→ **YOUR GOAL**
Make an exact copy of the records, with the images left out.

Saved data entries
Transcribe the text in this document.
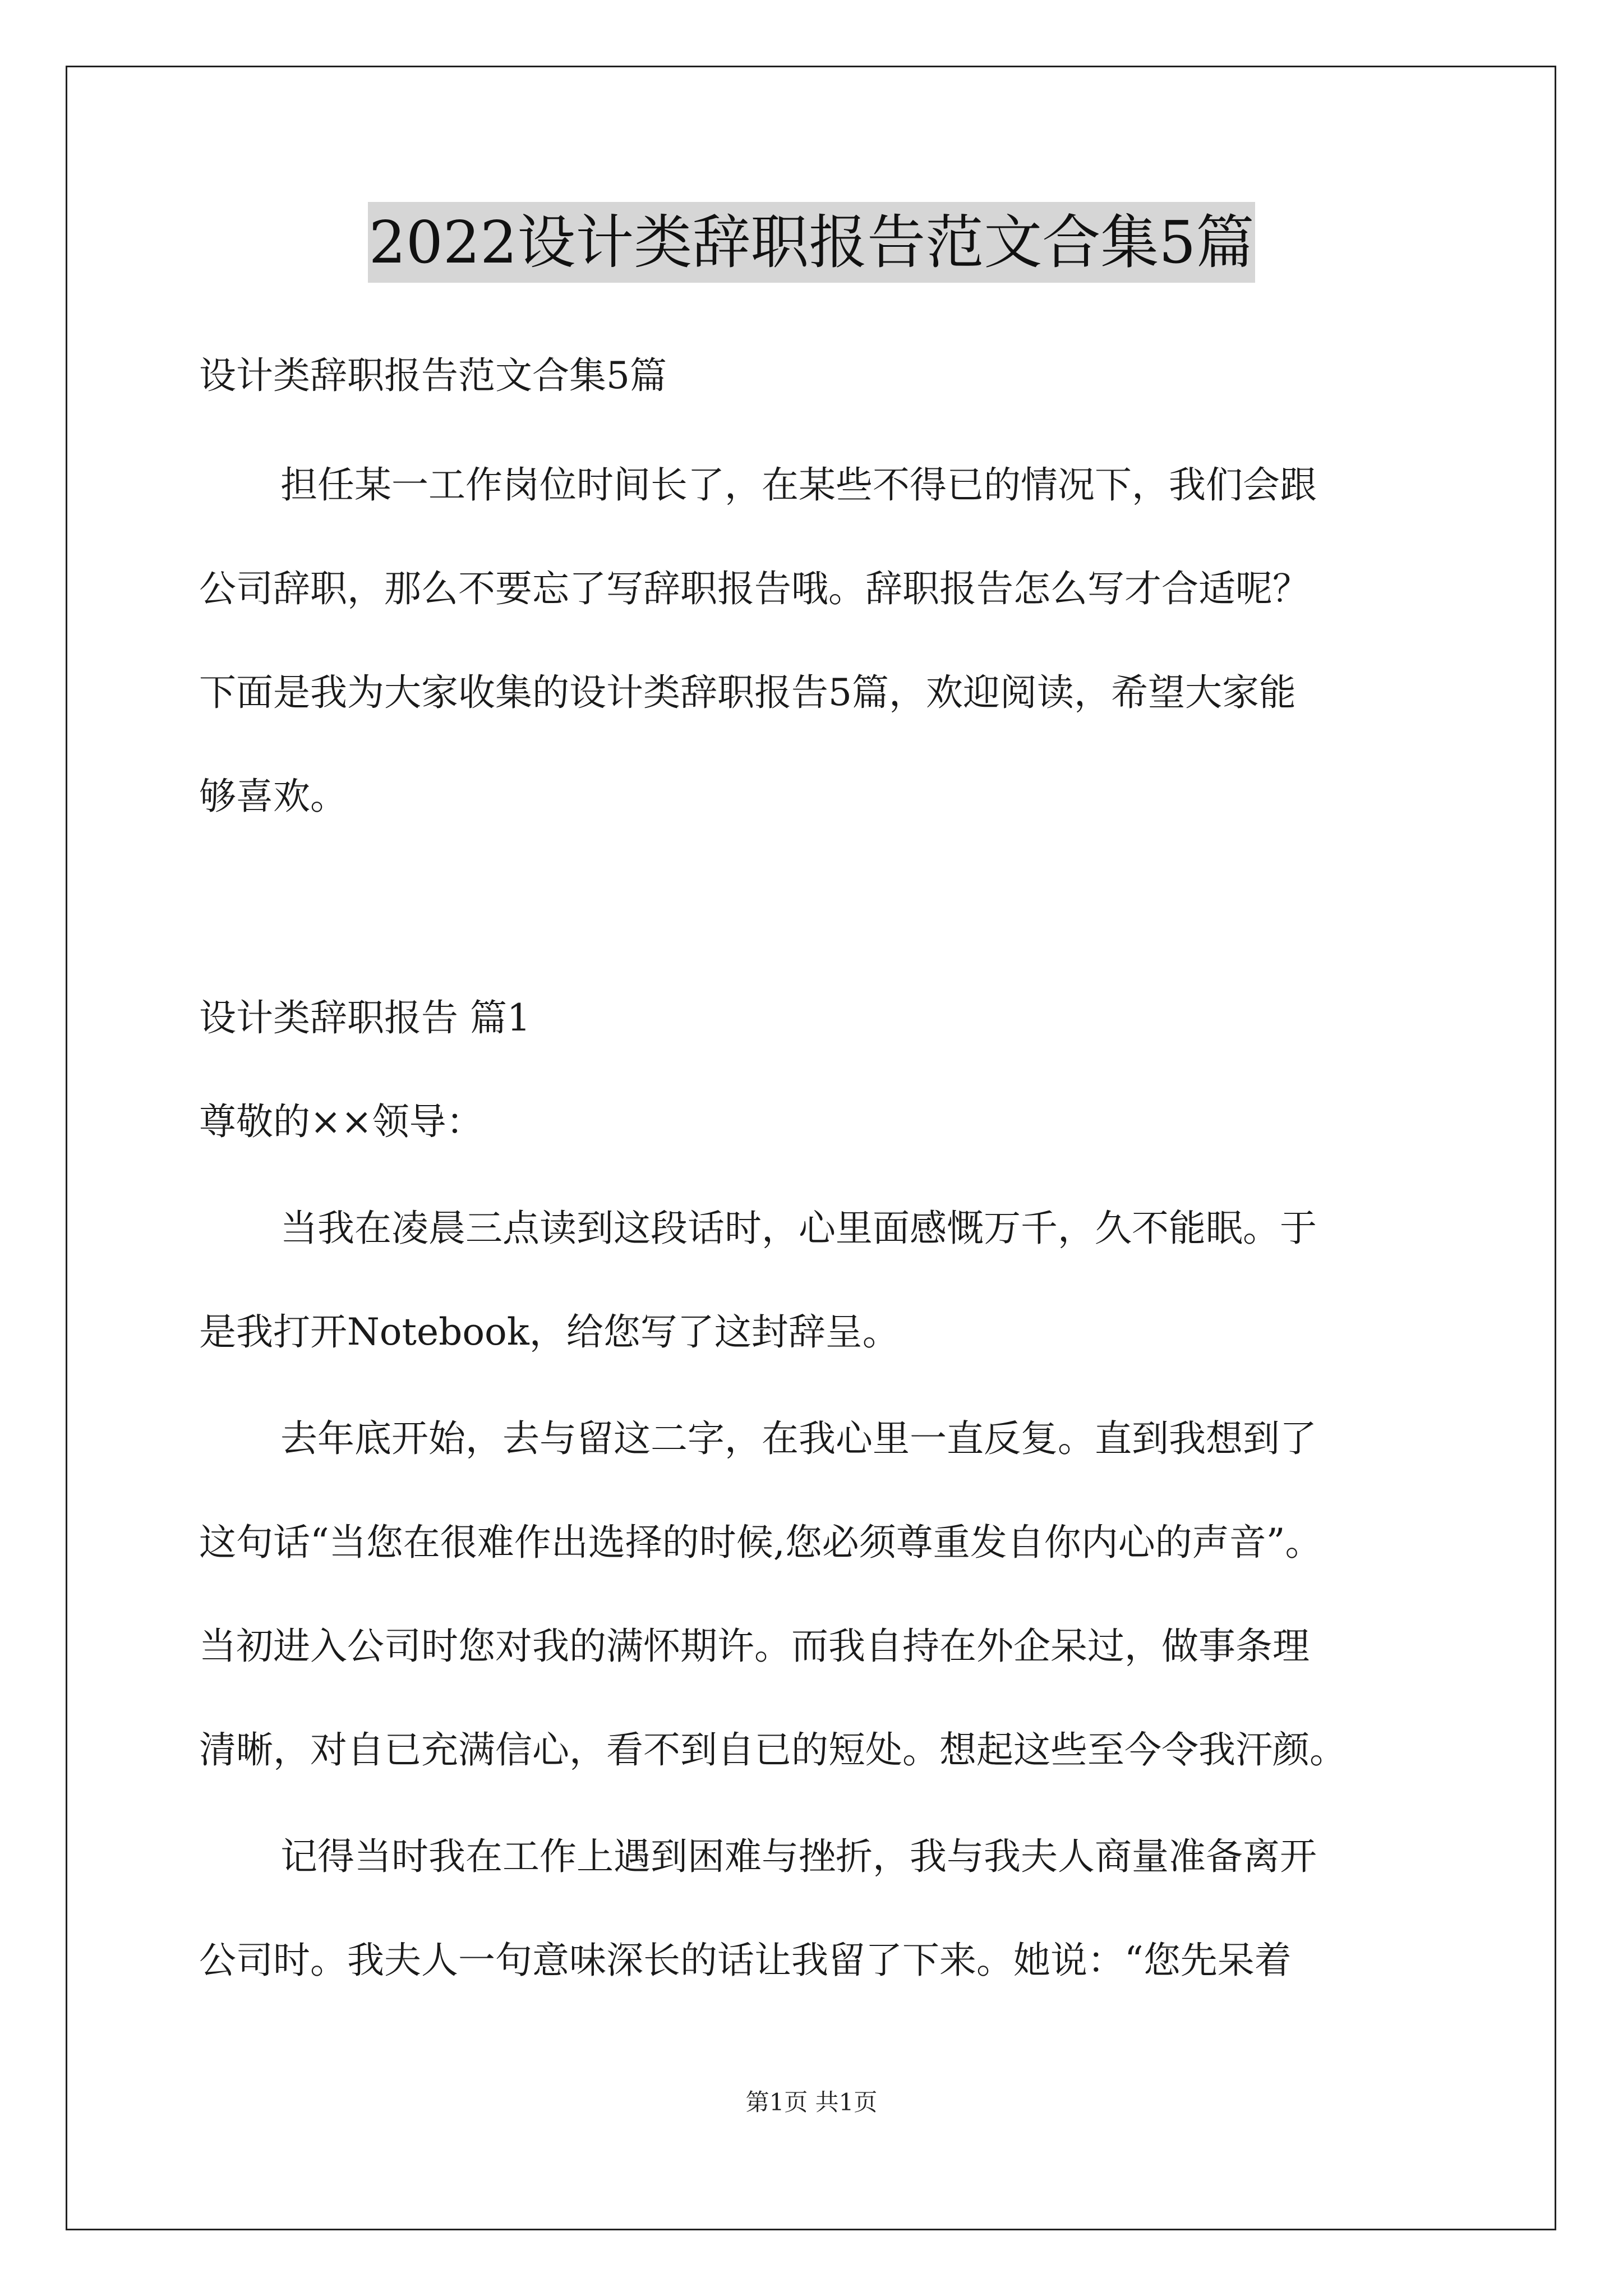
2022设计类辞职报告范文合集5篇
设计类辞职报告范文合集5篇
担任某一工作岗位时间长了，在某些不得已的情况下，我们会跟
公司辞职，那么不要忘了写辞职报告哦。辞职报告怎么写才合适呢？
下面是我为大家收集的设计类辞职报告5篇，欢迎阅读，希望大家能
够喜欢。
设计类辞职报告 篇1
尊敬的××领导：
当我在凌晨三点读到这段话时，心里面感慨万千，久不能眠。于
是我打开Notebook，给您写了这封辞呈。
去年底开始，去与留这二字，在我心里一直反复。直到我想到了
这句话“当您在很难作出选择的时候,您必须尊重发自你内心的声音”。
当初进入公司时您对我的满怀期许。而我自持在外企呆过，做事条理
清晰，对自已充满信心，看不到自已的短处。想起这些至今令我汗颜。
记得当时我在工作上遇到困难与挫折，我与我夫人商量准备离开
公司时。我夫人一句意味深长的话让我留了下来。她说：“您先呆着
第1页 共1页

→ **FINAL RESULT**
Transcribe the text in this document.
2022设计类辞职报告范文合集5篇
设计类辞职报告范文合集5篇
担任某一工作岗位时间长了，在某些不得已的情况下，我们会跟
公司辞职，那么不要忘了写辞职报告哦。辞职报告怎么写才合适呢？
下面是我为大家收集的设计类辞职报告5篇，欢迎阅读，希望大家能
够喜欢。
设计类辞职报告 篇1
尊敬的××领导：
当我在凌晨三点读到这段话时，心里面感慨万千，久不能眠。于
是我打开Notebook，给您写了这封辞呈。
去年底开始，去与留这二字，在我心里一直反复。直到我想到了
这句话“当您在很难作出选择的时候,您必须尊重发自你内心的声音”。
当初进入公司时您对我的满怀期许。而我自持在外企呆过，做事条理
清晰，对自已充满信心，看不到自已的短处。想起这些至今令我汗颜。
记得当时我在工作上遇到困难与挫折，我与我夫人商量准备离开
公司时。我夫人一句意味深长的话让我留了下来。她说：“您先呆着
第1页 共1页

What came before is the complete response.